**GIVEN REQUEST**
Among the lines below, how many carry the string "Pitkäaikaisten"? Reply with a number and nothing else.

━━━━━━━━━━━━━━━━

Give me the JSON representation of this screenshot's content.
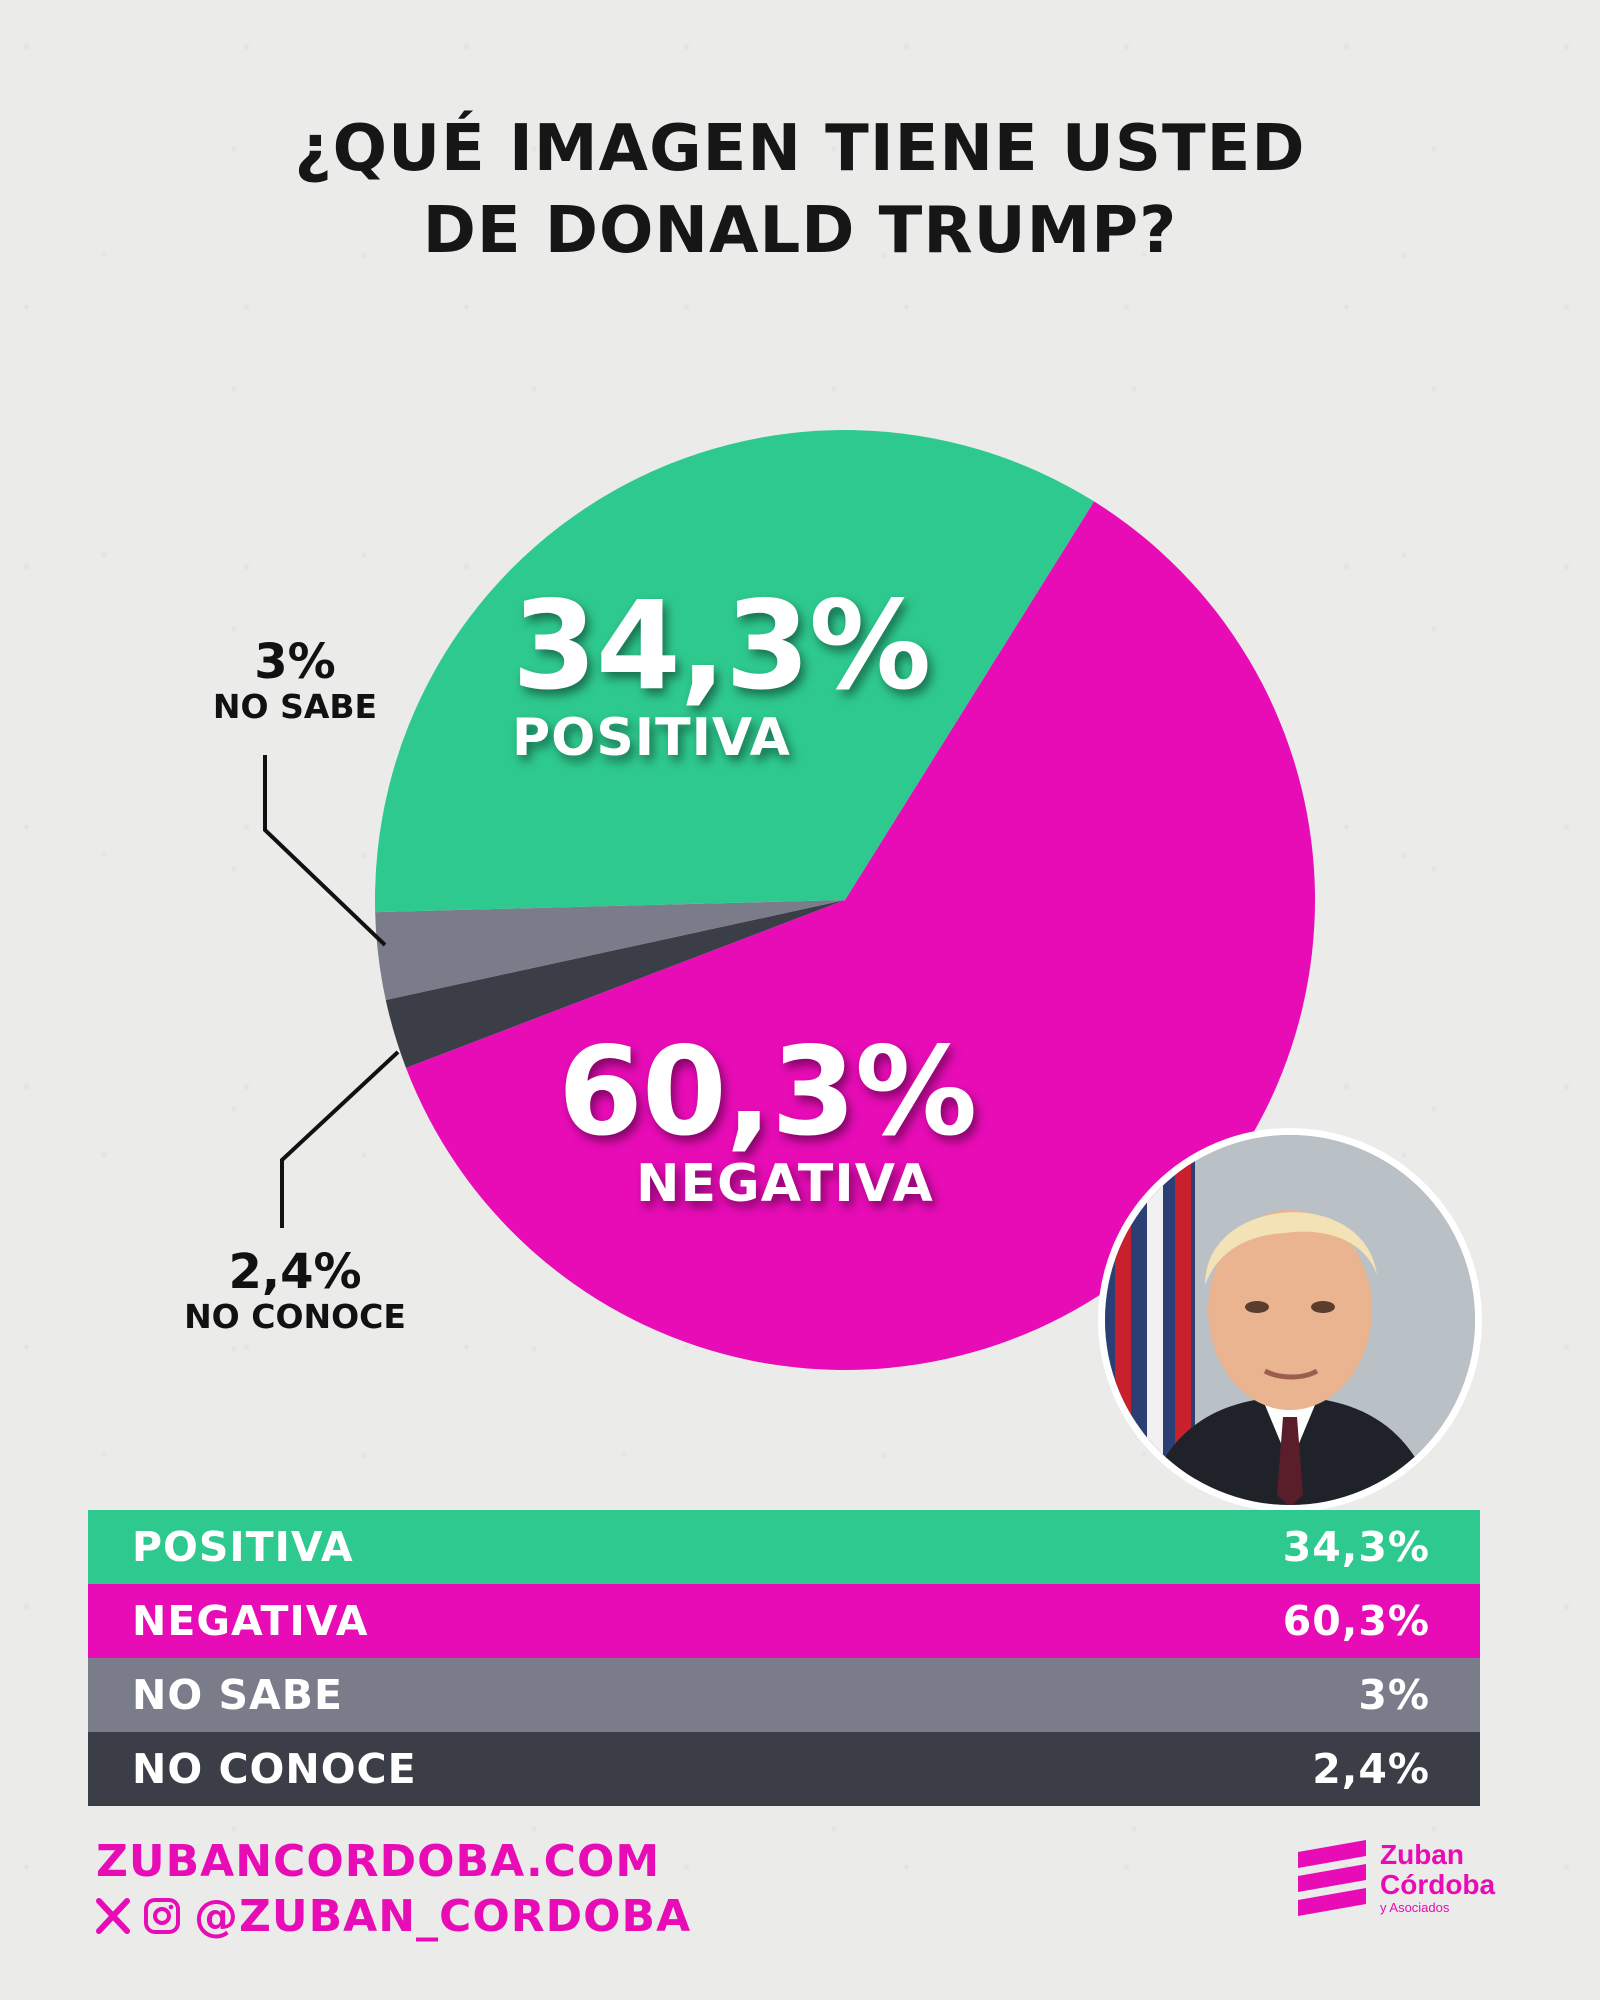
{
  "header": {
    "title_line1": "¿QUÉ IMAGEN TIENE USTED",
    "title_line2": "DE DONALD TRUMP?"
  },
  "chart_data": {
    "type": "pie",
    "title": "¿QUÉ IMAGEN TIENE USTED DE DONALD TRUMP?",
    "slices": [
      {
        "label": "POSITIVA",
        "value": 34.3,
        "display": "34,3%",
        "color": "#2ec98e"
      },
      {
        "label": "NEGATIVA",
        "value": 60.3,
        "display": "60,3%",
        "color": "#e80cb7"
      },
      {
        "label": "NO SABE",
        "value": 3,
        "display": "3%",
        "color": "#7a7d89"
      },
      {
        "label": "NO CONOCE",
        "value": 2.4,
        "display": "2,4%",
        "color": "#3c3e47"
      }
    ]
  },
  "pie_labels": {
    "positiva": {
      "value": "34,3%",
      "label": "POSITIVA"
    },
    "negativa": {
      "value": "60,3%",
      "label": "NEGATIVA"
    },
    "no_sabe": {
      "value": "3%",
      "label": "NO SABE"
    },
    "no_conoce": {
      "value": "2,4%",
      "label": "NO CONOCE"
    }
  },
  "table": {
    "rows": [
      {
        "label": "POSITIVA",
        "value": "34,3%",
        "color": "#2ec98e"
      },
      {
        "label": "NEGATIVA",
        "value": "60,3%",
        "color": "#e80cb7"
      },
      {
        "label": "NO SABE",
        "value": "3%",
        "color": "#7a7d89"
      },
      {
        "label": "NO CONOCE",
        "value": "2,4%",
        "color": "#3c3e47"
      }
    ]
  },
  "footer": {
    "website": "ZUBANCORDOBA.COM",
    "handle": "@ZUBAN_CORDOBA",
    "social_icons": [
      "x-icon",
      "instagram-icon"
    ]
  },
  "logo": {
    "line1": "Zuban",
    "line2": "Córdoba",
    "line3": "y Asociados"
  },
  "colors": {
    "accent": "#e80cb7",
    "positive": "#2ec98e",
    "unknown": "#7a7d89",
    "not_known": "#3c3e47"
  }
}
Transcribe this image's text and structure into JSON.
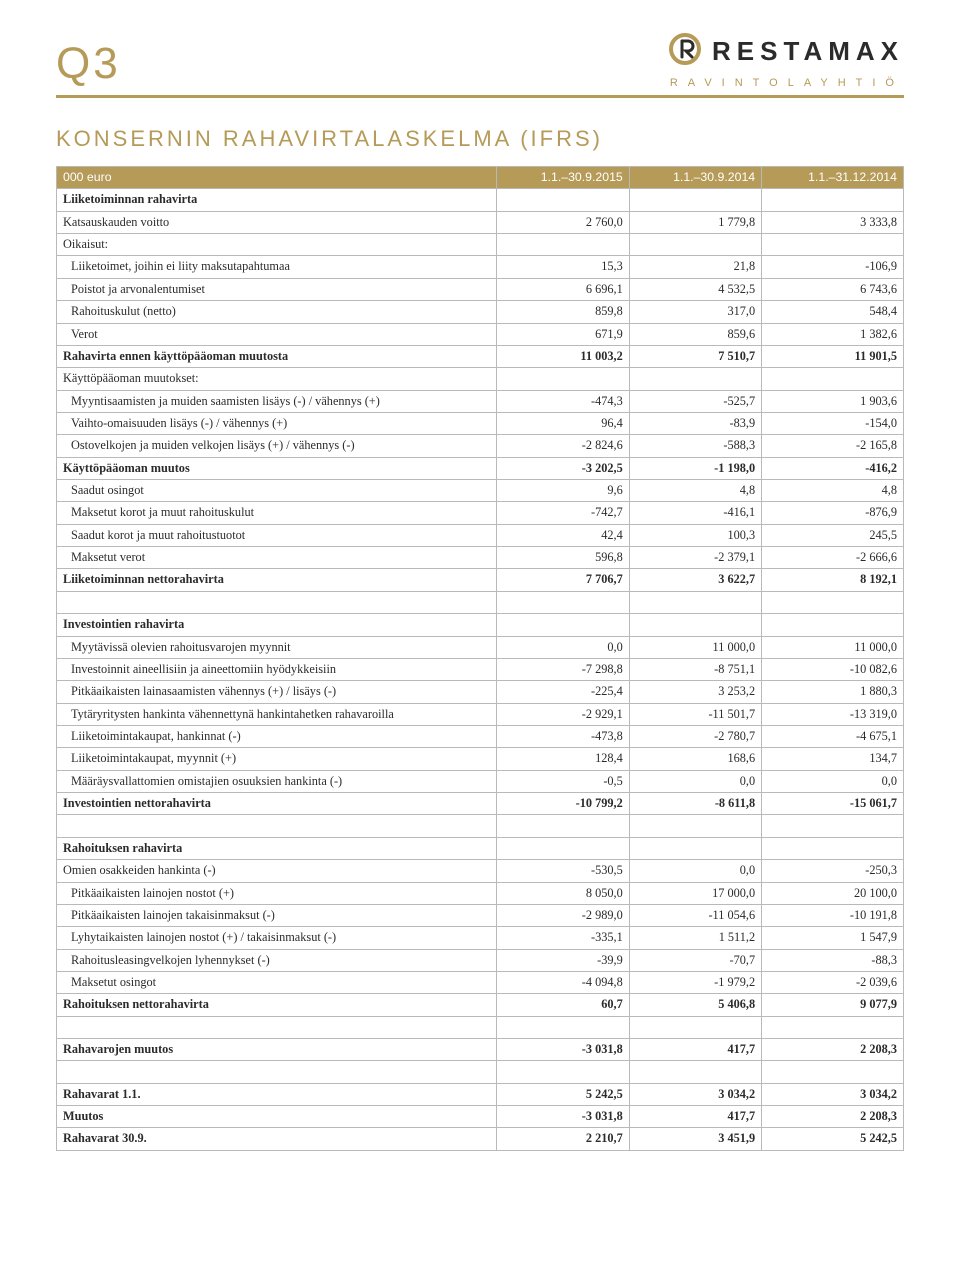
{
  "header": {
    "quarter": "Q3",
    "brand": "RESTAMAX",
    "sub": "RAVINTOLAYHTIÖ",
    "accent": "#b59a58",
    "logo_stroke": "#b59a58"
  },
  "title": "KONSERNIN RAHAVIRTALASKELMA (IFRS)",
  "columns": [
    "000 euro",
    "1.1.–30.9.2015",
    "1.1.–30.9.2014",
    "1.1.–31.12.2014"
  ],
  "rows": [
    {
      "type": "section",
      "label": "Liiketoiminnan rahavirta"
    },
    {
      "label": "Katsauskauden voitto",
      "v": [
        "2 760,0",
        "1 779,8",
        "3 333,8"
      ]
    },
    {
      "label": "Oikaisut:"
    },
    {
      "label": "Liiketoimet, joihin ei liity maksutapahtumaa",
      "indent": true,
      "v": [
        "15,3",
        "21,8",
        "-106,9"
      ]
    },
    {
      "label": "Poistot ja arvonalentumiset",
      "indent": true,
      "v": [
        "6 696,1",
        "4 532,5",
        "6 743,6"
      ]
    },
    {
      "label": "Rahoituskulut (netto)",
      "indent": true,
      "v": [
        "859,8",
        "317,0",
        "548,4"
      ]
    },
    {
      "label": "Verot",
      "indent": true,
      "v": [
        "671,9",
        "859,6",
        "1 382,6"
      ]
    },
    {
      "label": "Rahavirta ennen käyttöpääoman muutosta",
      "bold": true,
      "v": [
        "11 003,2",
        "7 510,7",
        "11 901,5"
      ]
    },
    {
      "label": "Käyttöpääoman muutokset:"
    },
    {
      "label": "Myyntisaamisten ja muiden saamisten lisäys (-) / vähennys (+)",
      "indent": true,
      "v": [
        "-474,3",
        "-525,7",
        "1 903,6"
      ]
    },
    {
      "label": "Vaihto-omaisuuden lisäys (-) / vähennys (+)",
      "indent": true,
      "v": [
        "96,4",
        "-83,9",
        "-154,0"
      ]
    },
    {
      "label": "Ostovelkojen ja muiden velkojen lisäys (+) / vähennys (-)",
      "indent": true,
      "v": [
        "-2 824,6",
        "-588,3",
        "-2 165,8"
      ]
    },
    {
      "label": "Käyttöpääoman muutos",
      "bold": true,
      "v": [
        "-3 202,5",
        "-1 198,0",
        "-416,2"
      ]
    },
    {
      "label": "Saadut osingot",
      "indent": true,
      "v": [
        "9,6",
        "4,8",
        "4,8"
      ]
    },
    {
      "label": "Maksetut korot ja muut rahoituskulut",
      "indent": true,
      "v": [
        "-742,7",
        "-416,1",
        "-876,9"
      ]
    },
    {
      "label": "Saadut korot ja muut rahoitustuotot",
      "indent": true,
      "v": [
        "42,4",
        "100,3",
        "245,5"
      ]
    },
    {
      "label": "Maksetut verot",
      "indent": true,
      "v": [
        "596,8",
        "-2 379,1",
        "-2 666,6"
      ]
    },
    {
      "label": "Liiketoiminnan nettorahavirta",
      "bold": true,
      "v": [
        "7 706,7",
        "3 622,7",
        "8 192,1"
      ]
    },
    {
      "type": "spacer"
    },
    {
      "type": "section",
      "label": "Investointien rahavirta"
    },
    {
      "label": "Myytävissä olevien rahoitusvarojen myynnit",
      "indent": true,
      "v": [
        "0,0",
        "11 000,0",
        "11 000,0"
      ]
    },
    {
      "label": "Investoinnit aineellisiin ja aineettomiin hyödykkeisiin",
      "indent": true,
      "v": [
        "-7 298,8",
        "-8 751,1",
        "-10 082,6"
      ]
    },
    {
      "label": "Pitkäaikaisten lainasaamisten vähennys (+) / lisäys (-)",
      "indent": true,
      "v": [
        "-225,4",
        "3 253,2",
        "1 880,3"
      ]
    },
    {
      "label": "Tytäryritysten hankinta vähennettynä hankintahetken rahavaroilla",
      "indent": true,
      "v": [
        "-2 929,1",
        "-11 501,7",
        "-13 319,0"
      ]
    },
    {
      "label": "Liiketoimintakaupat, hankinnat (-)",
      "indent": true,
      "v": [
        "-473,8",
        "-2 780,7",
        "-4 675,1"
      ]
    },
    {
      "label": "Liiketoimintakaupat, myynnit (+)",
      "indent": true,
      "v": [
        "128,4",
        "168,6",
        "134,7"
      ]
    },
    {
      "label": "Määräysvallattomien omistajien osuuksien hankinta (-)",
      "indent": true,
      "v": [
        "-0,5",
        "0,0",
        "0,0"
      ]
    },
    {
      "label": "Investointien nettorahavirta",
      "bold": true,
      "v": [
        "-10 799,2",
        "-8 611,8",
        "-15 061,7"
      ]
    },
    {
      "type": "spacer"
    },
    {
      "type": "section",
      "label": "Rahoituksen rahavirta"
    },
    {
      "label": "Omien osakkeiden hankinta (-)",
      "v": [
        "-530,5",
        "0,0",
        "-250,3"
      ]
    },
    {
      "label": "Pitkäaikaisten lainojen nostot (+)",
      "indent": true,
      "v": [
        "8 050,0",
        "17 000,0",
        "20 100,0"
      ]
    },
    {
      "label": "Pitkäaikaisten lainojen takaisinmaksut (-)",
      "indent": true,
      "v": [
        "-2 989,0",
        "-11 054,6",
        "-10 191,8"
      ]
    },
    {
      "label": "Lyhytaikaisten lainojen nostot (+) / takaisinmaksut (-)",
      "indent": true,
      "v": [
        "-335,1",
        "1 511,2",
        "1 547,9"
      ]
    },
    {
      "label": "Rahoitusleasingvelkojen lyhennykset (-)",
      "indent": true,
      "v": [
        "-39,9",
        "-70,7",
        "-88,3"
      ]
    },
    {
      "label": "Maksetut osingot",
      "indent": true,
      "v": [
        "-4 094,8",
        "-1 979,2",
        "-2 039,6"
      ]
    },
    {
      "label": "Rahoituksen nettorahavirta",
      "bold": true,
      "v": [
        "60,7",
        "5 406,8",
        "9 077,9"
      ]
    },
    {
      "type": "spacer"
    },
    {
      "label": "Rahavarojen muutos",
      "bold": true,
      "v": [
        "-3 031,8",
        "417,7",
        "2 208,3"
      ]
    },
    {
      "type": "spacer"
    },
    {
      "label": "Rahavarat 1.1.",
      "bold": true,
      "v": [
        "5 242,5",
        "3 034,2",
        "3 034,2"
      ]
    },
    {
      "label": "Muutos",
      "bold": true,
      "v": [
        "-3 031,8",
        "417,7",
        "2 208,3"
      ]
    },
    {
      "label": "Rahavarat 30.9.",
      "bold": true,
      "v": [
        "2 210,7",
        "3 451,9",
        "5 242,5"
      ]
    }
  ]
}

━━━━━━━━━━━━━━━━

**SOLUTION TO THIS EXERCISE**
3